* **Task instructions**:
Leaving out the pictures, retype all the material exactly.

◇ ◇ ◇ ◇ ◇ ◇ ◇

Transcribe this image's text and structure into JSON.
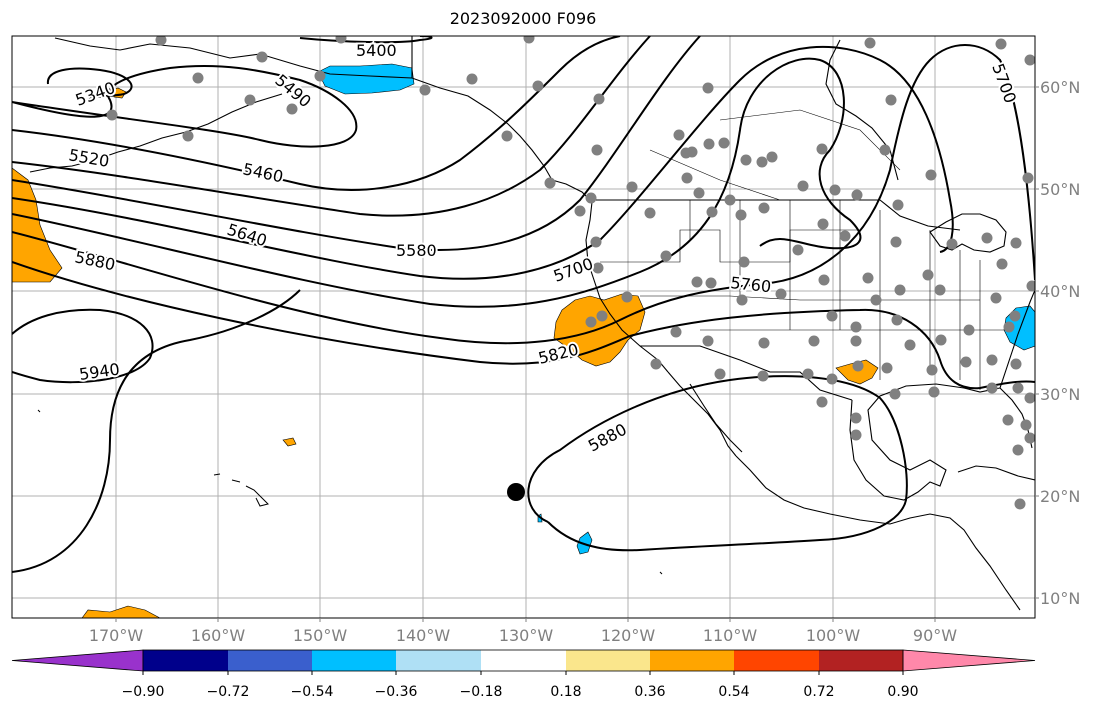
{
  "title": "2023092000 F096",
  "map": {
    "lon_ticks": [
      "170°W",
      "160°W",
      "150°W",
      "140°W",
      "130°W",
      "120°W",
      "110°W",
      "100°W",
      "90°W"
    ],
    "lat_ticks": [
      "60°N",
      "50°N",
      "40°N",
      "30°N",
      "20°N",
      "10°N"
    ],
    "contour_labels": [
      "5340",
      "5400",
      "5460",
      "5520",
      "5580",
      "5640",
      "5700",
      "5700",
      "5760",
      "5820",
      "5880",
      "5880",
      "5940",
      "5490"
    ],
    "colors": {
      "contour": "#000000",
      "grid": "#b0b0b0",
      "station": "#808080",
      "positive_anomaly": "#ffa500",
      "negative_anomaly": "#00bfff"
    }
  },
  "colorbar": {
    "ticks": [
      "−0.90",
      "−0.72",
      "−0.54",
      "−0.36",
      "−0.18",
      "0.18",
      "0.36",
      "0.54",
      "0.72",
      "0.90"
    ],
    "colors": [
      "#9932cc",
      "#00008b",
      "#3a5fcd",
      "#00bfff",
      "#afe0f5",
      "#ffffff",
      "#fae68c",
      "#ffa500",
      "#ff4500",
      "#b22222",
      "#ff88aa"
    ]
  }
}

◇ ◇ ◇ ◇ ◇ ◇ ◇

* **Written solution**:
Transcribe this image's text and structure into JSON.
{
  "title": "2023092000 F096",
  "map": {
    "lon_ticks": [
      "170°W",
      "160°W",
      "150°W",
      "140°W",
      "130°W",
      "120°W",
      "110°W",
      "100°W",
      "90°W"
    ],
    "lat_ticks": [
      "60°N",
      "50°N",
      "40°N",
      "30°N",
      "20°N",
      "10°N"
    ],
    "contour_labels": [
      "5340",
      "5400",
      "5460",
      "5520",
      "5580",
      "5640",
      "5700",
      "5700",
      "5760",
      "5820",
      "5880",
      "5880",
      "5940",
      "5490"
    ],
    "colors": {
      "contour": "#000000",
      "grid": "#b0b0b0",
      "station": "#808080",
      "positive_anomaly": "#ffa500",
      "negative_anomaly": "#00bfff"
    }
  },
  "colorbar": {
    "ticks": [
      "−0.90",
      "−0.72",
      "−0.54",
      "−0.36",
      "−0.18",
      "0.18",
      "0.36",
      "0.54",
      "0.72",
      "0.90"
    ],
    "colors": [
      "#9932cc",
      "#00008b",
      "#3a5fcd",
      "#00bfff",
      "#afe0f5",
      "#ffffff",
      "#fae68c",
      "#ffa500",
      "#ff4500",
      "#b22222",
      "#ff88aa"
    ]
  }
}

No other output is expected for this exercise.